→ **Task objective**
Copy all the material below, exactly as it stands.
'''
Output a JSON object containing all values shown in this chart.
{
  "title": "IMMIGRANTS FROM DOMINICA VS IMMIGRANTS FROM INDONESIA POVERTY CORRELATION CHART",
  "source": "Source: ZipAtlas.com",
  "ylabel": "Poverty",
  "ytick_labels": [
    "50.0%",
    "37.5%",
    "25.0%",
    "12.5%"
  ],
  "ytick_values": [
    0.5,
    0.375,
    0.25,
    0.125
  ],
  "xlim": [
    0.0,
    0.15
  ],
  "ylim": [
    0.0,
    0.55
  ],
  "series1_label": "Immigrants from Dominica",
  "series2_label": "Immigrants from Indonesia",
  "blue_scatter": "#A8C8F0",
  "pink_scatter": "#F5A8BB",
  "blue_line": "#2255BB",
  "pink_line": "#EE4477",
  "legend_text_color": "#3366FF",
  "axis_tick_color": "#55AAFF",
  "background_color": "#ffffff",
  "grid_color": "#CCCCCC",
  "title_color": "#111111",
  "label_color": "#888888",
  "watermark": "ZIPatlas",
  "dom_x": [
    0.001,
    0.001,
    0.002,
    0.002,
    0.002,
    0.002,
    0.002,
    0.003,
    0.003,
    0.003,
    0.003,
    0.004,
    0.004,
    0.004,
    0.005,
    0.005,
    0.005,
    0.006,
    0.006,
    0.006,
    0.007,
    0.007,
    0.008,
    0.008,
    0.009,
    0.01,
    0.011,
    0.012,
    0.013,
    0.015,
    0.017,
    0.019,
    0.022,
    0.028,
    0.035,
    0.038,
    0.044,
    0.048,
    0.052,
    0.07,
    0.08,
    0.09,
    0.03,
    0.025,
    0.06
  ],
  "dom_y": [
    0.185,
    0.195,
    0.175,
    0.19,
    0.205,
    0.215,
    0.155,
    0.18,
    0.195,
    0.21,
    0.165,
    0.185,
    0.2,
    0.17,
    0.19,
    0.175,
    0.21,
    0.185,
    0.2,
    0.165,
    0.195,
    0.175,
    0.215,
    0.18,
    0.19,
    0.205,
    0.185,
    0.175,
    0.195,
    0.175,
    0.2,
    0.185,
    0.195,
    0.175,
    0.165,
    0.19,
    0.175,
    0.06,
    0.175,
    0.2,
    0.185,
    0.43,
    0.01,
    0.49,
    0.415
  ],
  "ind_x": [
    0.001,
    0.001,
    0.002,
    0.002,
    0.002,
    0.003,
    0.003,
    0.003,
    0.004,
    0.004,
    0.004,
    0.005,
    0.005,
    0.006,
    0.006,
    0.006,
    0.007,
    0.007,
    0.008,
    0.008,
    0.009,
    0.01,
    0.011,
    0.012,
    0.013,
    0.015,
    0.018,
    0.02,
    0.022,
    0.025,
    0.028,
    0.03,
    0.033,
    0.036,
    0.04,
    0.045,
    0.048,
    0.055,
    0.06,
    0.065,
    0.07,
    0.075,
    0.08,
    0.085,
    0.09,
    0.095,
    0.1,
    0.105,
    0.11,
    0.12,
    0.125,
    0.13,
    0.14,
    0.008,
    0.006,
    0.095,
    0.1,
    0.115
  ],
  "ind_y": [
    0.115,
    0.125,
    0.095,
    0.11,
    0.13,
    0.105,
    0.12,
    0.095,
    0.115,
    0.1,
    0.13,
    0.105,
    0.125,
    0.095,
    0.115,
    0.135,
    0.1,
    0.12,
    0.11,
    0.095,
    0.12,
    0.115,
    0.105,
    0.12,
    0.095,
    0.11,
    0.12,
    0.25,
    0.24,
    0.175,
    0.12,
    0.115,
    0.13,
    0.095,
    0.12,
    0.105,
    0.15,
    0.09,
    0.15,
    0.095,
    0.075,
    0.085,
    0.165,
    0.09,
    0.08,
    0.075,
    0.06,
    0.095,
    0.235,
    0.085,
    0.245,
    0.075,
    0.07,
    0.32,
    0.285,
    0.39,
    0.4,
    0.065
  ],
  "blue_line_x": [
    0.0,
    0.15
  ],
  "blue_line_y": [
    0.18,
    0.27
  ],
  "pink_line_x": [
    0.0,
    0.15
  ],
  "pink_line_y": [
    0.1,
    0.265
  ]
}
'''
→ **Completed exercise**
Output a JSON object containing all values shown in this chart.
{
  "title": "IMMIGRANTS FROM DOMINICA VS IMMIGRANTS FROM INDONESIA POVERTY CORRELATION CHART",
  "source": "Source: ZipAtlas.com",
  "ylabel": "Poverty",
  "ytick_labels": [
    "50.0%",
    "37.5%",
    "25.0%",
    "12.5%"
  ],
  "ytick_values": [
    0.5,
    0.375,
    0.25,
    0.125
  ],
  "xlim": [
    0.0,
    0.15
  ],
  "ylim": [
    0.0,
    0.55
  ],
  "series1_label": "Immigrants from Dominica",
  "series2_label": "Immigrants from Indonesia",
  "blue_scatter": "#A8C8F0",
  "pink_scatter": "#F5A8BB",
  "blue_line": "#2255BB",
  "pink_line": "#EE4477",
  "legend_text_color": "#3366FF",
  "axis_tick_color": "#55AAFF",
  "background_color": "#ffffff",
  "grid_color": "#CCCCCC",
  "title_color": "#111111",
  "label_color": "#888888",
  "watermark": "ZIPatlas",
  "dom_x": [
    0.001,
    0.001,
    0.002,
    0.002,
    0.002,
    0.002,
    0.002,
    0.003,
    0.003,
    0.003,
    0.003,
    0.004,
    0.004,
    0.004,
    0.005,
    0.005,
    0.005,
    0.006,
    0.006,
    0.006,
    0.007,
    0.007,
    0.008,
    0.008,
    0.009,
    0.01,
    0.011,
    0.012,
    0.013,
    0.015,
    0.017,
    0.019,
    0.022,
    0.028,
    0.035,
    0.038,
    0.044,
    0.048,
    0.052,
    0.07,
    0.08,
    0.09,
    0.03,
    0.025,
    0.06
  ],
  "dom_y": [
    0.185,
    0.195,
    0.175,
    0.19,
    0.205,
    0.215,
    0.155,
    0.18,
    0.195,
    0.21,
    0.165,
    0.185,
    0.2,
    0.17,
    0.19,
    0.175,
    0.21,
    0.185,
    0.2,
    0.165,
    0.195,
    0.175,
    0.215,
    0.18,
    0.19,
    0.205,
    0.185,
    0.175,
    0.195,
    0.175,
    0.2,
    0.185,
    0.195,
    0.175,
    0.165,
    0.19,
    0.175,
    0.06,
    0.175,
    0.2,
    0.185,
    0.43,
    0.01,
    0.49,
    0.415
  ],
  "ind_x": [
    0.001,
    0.001,
    0.002,
    0.002,
    0.002,
    0.003,
    0.003,
    0.003,
    0.004,
    0.004,
    0.004,
    0.005,
    0.005,
    0.006,
    0.006,
    0.006,
    0.007,
    0.007,
    0.008,
    0.008,
    0.009,
    0.01,
    0.011,
    0.012,
    0.013,
    0.015,
    0.018,
    0.02,
    0.022,
    0.025,
    0.028,
    0.03,
    0.033,
    0.036,
    0.04,
    0.045,
    0.048,
    0.055,
    0.06,
    0.065,
    0.07,
    0.075,
    0.08,
    0.085,
    0.09,
    0.095,
    0.1,
    0.105,
    0.11,
    0.12,
    0.125,
    0.13,
    0.14,
    0.008,
    0.006,
    0.095,
    0.1,
    0.115
  ],
  "ind_y": [
    0.115,
    0.125,
    0.095,
    0.11,
    0.13,
    0.105,
    0.12,
    0.095,
    0.115,
    0.1,
    0.13,
    0.105,
    0.125,
    0.095,
    0.115,
    0.135,
    0.1,
    0.12,
    0.11,
    0.095,
    0.12,
    0.115,
    0.105,
    0.12,
    0.095,
    0.11,
    0.12,
    0.25,
    0.24,
    0.175,
    0.12,
    0.115,
    0.13,
    0.095,
    0.12,
    0.105,
    0.15,
    0.09,
    0.15,
    0.095,
    0.075,
    0.085,
    0.165,
    0.09,
    0.08,
    0.075,
    0.06,
    0.095,
    0.235,
    0.085,
    0.245,
    0.075,
    0.07,
    0.32,
    0.285,
    0.39,
    0.4,
    0.065
  ],
  "blue_line_x": [
    0.0,
    0.15
  ],
  "blue_line_y": [
    0.18,
    0.27
  ],
  "pink_line_x": [
    0.0,
    0.15
  ],
  "pink_line_y": [
    0.1,
    0.265
  ]
}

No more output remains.